Work to do
Every line below that mentions the word "handle" should be copied out.

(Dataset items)
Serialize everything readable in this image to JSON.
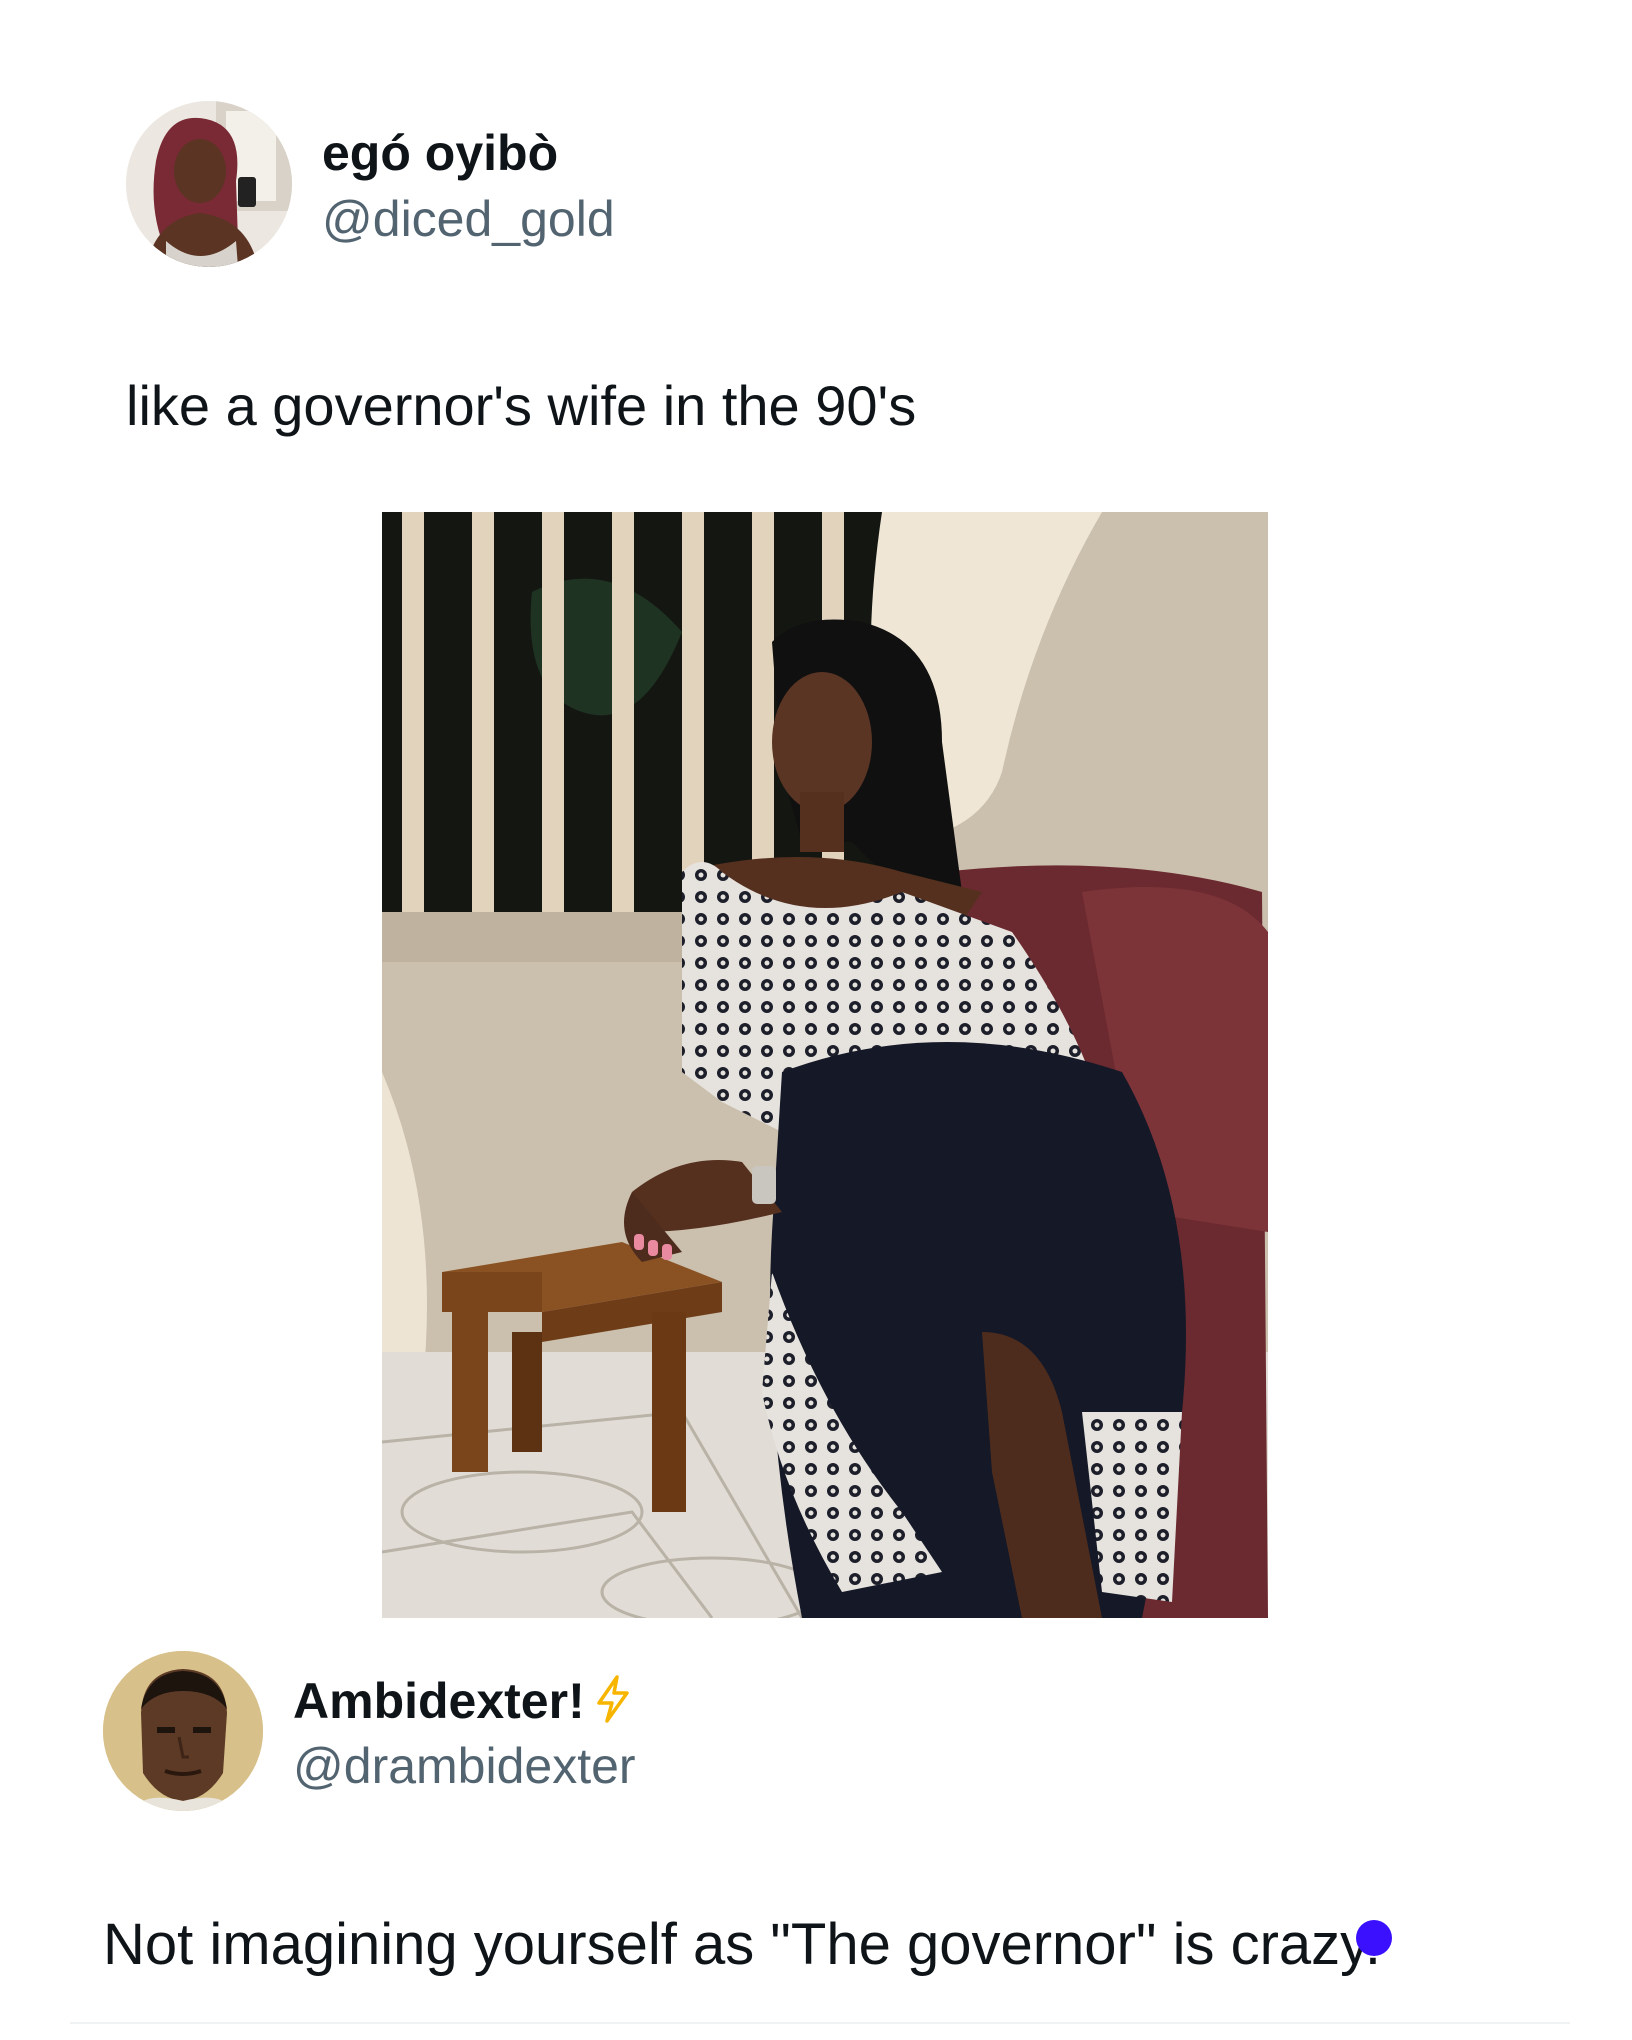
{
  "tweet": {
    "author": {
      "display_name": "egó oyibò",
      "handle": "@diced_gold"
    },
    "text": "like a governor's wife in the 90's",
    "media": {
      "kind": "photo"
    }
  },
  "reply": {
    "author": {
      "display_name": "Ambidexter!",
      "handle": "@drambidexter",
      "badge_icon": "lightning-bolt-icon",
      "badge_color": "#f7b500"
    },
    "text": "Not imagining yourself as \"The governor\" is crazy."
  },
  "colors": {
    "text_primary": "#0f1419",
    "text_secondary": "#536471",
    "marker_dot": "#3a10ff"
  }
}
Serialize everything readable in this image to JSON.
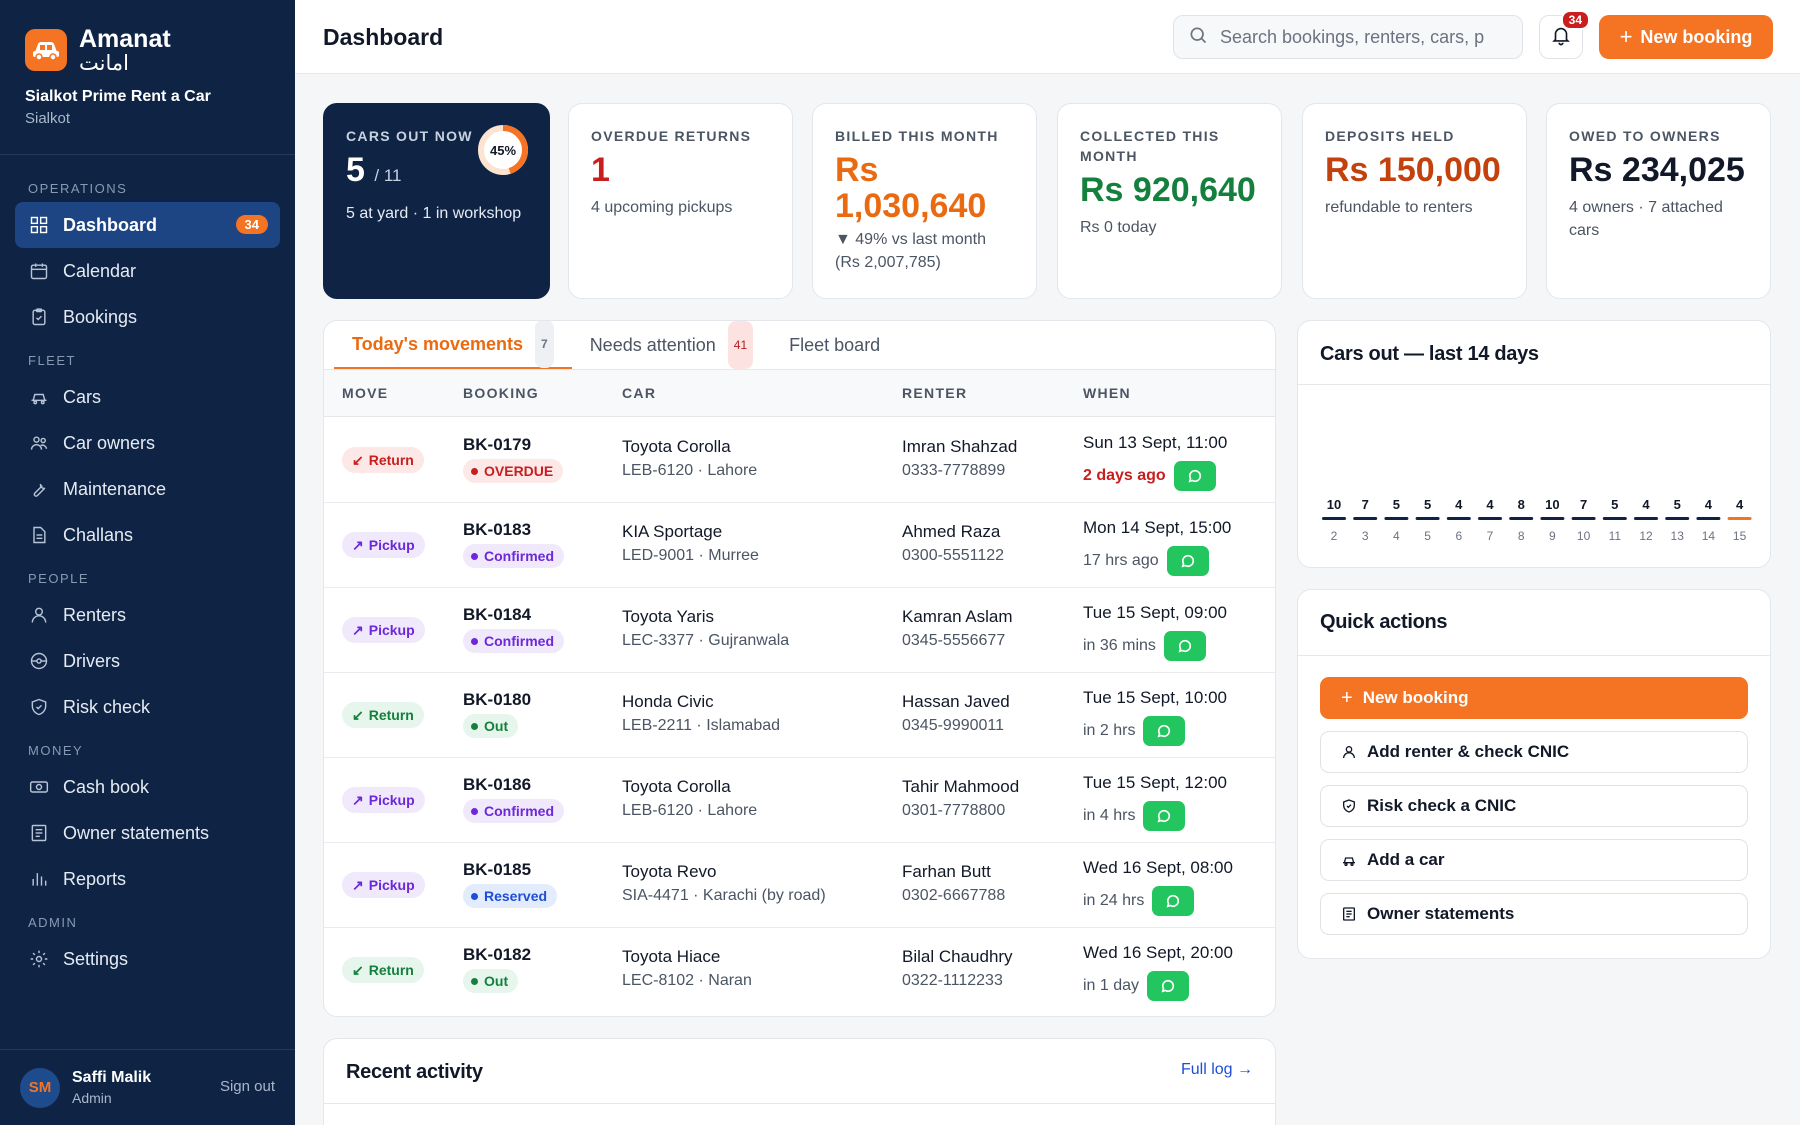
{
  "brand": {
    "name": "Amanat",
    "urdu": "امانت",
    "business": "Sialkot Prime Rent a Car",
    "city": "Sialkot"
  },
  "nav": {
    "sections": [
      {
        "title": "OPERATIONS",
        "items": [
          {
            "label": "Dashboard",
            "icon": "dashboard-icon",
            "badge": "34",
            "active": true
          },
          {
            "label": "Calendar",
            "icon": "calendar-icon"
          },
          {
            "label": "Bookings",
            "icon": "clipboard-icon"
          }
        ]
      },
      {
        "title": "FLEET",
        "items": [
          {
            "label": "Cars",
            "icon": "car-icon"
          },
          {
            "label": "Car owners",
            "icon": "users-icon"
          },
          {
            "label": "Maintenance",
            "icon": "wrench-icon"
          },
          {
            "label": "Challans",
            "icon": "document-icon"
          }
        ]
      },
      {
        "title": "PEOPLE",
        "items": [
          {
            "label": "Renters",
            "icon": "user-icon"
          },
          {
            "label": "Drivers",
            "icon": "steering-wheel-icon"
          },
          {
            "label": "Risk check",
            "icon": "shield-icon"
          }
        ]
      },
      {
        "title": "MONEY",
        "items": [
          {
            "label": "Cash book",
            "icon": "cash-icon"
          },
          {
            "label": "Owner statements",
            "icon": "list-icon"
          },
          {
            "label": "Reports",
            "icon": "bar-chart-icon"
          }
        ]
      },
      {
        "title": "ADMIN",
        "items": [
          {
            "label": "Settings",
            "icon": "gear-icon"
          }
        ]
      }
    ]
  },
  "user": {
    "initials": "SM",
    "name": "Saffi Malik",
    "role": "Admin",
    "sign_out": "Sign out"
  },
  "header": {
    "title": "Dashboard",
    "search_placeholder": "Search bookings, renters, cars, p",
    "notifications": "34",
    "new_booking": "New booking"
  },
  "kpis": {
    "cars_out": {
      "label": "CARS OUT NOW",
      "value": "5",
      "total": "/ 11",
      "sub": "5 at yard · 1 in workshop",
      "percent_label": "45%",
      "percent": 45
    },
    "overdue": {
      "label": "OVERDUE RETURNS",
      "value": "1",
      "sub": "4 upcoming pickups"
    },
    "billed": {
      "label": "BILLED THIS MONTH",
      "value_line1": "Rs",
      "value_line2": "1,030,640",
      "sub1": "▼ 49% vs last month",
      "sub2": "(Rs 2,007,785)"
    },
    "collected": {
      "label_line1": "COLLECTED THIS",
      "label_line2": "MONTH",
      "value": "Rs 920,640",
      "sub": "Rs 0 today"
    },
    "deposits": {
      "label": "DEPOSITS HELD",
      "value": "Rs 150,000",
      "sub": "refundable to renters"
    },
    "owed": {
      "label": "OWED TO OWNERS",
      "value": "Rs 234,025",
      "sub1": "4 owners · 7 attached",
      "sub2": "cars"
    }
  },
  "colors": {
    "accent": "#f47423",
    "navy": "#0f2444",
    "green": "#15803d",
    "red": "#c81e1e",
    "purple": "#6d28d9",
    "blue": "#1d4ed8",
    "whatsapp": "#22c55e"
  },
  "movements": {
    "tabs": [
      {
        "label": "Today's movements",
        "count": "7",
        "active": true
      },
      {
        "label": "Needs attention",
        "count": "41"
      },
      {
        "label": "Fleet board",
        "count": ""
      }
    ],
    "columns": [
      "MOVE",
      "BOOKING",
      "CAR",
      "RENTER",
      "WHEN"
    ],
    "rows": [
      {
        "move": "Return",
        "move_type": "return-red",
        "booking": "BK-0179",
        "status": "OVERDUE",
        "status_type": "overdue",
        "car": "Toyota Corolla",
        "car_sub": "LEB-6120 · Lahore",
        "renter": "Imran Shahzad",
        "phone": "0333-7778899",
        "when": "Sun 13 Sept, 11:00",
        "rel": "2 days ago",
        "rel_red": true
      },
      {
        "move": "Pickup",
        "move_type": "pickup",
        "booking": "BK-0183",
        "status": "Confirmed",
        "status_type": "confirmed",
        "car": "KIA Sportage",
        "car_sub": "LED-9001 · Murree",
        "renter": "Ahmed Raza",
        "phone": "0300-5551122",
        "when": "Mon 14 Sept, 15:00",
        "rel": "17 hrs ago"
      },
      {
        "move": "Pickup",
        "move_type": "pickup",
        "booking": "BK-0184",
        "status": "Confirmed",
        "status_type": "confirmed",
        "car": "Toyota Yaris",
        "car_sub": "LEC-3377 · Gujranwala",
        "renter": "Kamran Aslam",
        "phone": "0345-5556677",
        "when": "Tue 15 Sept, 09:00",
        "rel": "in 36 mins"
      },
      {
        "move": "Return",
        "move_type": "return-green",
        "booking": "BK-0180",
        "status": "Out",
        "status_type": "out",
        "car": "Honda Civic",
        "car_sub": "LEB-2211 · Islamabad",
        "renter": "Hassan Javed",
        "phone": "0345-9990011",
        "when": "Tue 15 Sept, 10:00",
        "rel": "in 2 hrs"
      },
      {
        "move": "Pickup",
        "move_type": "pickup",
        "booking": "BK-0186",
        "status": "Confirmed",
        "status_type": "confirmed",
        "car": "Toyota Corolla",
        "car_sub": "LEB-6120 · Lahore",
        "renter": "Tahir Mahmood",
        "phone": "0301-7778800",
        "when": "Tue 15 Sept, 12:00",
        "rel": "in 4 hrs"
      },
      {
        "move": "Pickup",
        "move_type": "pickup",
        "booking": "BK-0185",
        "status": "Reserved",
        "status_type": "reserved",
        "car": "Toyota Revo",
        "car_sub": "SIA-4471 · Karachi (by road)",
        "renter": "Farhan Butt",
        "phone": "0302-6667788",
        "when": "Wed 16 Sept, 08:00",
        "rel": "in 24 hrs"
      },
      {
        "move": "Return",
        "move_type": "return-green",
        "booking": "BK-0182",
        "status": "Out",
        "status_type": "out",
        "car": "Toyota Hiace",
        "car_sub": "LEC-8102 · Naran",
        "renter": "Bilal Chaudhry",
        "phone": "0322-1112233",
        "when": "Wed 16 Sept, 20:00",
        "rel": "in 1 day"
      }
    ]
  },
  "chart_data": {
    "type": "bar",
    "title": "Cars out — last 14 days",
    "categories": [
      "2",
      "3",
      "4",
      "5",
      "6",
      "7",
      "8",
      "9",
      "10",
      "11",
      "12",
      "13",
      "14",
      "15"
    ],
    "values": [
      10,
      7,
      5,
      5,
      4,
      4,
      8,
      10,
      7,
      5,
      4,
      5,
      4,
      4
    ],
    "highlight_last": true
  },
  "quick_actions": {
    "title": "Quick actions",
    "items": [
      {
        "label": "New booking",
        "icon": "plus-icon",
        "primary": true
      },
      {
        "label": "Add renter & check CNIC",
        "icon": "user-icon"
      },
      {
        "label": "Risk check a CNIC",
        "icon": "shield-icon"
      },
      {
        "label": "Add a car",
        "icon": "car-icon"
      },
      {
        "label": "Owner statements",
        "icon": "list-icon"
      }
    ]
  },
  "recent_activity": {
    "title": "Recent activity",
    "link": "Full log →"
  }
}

Final result
      "handle": "@diced_gold"
      "handle": "@drambidexter",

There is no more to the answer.